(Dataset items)
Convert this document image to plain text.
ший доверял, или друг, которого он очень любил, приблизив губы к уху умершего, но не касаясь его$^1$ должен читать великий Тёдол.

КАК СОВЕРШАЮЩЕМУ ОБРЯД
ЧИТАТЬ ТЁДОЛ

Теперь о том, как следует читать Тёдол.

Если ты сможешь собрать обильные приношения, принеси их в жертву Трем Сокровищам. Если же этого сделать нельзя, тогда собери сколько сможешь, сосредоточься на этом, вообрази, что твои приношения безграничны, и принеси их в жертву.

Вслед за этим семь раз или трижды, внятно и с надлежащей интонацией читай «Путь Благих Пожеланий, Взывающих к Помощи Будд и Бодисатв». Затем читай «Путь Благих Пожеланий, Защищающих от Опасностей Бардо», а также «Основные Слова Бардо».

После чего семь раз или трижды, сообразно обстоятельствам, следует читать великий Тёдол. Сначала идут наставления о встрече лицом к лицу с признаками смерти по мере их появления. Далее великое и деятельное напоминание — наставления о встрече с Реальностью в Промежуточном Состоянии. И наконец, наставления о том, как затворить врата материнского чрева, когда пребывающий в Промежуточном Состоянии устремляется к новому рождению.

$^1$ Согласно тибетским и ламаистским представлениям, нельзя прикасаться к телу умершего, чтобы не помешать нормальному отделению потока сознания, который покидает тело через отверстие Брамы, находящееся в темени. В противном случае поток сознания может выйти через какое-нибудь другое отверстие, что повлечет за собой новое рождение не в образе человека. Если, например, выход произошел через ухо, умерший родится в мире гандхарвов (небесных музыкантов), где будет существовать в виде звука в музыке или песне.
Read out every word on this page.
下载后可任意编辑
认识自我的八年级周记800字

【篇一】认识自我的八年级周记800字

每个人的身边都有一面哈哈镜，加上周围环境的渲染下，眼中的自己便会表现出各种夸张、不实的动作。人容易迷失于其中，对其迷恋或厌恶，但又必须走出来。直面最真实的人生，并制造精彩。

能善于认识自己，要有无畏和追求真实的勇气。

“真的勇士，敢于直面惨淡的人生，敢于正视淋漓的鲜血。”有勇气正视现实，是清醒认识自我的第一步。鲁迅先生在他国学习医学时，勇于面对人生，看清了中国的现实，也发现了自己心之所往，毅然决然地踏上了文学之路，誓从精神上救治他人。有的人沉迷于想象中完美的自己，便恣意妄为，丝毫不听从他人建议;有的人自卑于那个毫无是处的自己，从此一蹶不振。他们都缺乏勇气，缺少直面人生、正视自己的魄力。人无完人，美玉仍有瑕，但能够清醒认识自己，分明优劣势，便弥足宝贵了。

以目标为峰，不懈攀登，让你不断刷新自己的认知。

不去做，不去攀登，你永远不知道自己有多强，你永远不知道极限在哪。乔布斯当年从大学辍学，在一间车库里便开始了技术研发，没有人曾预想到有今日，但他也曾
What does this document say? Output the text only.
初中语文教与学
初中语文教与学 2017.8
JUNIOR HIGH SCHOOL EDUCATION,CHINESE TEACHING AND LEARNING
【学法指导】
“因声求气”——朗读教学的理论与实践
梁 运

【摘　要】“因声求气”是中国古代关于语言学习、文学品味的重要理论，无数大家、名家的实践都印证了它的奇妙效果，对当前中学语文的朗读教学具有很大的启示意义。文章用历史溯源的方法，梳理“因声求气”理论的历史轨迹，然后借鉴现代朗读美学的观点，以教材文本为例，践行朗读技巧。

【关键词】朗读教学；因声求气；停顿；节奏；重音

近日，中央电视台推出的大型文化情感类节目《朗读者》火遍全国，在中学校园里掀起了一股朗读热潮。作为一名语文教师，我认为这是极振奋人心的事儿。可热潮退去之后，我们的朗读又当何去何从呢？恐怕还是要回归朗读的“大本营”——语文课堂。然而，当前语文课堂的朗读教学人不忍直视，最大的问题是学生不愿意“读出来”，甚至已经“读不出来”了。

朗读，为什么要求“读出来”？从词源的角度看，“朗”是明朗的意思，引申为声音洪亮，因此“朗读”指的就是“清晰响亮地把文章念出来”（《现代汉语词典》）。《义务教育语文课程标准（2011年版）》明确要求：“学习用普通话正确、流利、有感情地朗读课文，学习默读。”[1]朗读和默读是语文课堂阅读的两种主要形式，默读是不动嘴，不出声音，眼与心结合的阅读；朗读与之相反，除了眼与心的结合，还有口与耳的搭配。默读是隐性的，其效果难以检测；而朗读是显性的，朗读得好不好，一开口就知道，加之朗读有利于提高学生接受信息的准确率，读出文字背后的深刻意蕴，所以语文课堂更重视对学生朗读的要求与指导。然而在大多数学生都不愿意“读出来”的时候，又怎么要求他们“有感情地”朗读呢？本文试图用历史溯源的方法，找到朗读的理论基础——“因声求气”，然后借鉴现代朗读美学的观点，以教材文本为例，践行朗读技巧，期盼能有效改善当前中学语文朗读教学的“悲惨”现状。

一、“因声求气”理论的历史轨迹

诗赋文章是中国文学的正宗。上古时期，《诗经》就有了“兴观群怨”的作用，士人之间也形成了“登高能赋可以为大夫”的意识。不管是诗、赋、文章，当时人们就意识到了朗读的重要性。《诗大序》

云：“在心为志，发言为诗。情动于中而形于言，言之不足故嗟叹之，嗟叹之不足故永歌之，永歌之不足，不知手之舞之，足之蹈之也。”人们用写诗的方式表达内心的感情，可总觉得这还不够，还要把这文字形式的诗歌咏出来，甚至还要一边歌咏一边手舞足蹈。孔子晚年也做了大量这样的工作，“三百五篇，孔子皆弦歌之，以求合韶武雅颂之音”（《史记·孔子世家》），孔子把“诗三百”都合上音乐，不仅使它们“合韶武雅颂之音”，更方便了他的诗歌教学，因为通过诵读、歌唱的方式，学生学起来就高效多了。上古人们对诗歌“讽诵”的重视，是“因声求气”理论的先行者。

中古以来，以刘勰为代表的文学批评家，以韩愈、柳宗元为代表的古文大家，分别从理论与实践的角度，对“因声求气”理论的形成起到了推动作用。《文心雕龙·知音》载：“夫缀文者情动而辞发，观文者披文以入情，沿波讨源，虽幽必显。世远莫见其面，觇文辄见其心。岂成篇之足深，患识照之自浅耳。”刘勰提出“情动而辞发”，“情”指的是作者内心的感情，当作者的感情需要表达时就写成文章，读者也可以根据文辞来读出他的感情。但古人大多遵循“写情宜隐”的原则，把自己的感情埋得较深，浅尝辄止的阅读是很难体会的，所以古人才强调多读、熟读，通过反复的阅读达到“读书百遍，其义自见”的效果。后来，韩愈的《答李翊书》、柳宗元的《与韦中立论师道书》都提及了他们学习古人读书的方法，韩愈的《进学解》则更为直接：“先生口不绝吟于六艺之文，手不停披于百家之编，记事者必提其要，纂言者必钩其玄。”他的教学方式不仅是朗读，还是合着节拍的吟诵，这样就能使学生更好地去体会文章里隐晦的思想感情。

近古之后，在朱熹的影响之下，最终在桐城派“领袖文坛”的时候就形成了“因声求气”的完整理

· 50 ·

→ **TASK PROMPT**
Reply with only the number of lines in the material above where the string "семь" appears.

→ **SOLUTION TO THE PROBLEM**
2